# [Directions for this task]
Print the listing below in its entirety, character for character.
Start
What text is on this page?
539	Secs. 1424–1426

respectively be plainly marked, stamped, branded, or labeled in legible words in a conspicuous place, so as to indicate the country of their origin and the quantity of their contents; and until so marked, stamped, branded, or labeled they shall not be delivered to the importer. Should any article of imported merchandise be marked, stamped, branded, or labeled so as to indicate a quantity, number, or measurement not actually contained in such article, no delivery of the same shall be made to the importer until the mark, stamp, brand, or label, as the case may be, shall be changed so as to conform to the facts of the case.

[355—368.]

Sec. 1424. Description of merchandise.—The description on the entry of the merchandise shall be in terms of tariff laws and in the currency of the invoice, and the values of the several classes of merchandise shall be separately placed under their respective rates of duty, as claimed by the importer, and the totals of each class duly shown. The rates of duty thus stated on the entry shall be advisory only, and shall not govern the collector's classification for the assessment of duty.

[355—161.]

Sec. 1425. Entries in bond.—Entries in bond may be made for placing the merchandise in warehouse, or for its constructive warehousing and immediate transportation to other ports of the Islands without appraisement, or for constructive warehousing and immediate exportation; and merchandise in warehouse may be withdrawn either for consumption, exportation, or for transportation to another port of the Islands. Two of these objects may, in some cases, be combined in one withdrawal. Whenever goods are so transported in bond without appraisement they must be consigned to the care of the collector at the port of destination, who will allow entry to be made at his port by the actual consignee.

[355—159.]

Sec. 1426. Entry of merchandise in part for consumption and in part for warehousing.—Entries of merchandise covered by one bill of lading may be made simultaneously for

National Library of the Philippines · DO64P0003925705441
End
# [Solution for this exercise]
What text is on this page?
539	Secs. 1424–1426

respectively be plainly marked, stamped, branded, or labeled in legible words in a conspicuous place, so as to indicate the country of their origin and the quantity of their contents; and until so marked, stamped, branded, or labeled they shall not be delivered to the importer. Should any article of imported merchandise be marked, stamped, branded, or labeled so as to indicate a quantity, number, or measurement not actually contained in such article, no delivery of the same shall be made to the importer until the mark, stamp, brand, or label, as the case may be, shall be changed so as to conform to the facts of the case.

[355—368.]

Sec. 1424. Description of merchandise.—The description on the entry of the merchandise shall be in terms of tariff laws and in the currency of the invoice, and the values of the several classes of merchandise shall be separately placed under their respective rates of duty, as claimed by the importer, and the totals of each class duly shown. The rates of duty thus stated on the entry shall be advisory only, and shall not govern the collector's classification for the assessment of duty.

[355—161.]

Sec. 1425. Entries in bond.—Entries in bond may be made for placing the merchandise in warehouse, or for its constructive warehousing and immediate transportation to other ports of the Islands without appraisement, or for constructive warehousing and immediate exportation; and merchandise in warehouse may be withdrawn either for consumption, exportation, or for transportation to another port of the Islands. Two of these objects may, in some cases, be combined in one withdrawal. Whenever goods are so transported in bond without appraisement they must be consigned to the care of the collector at the port of destination, who will allow entry to be made at his port by the actual consignee.

[355—159.]

Sec. 1426. Entry of merchandise in part for consumption and in part for warehousing.—Entries of merchandise covered by one bill of lading may be made simultaneously for

National Library of the Philippines · DO64P0003925705441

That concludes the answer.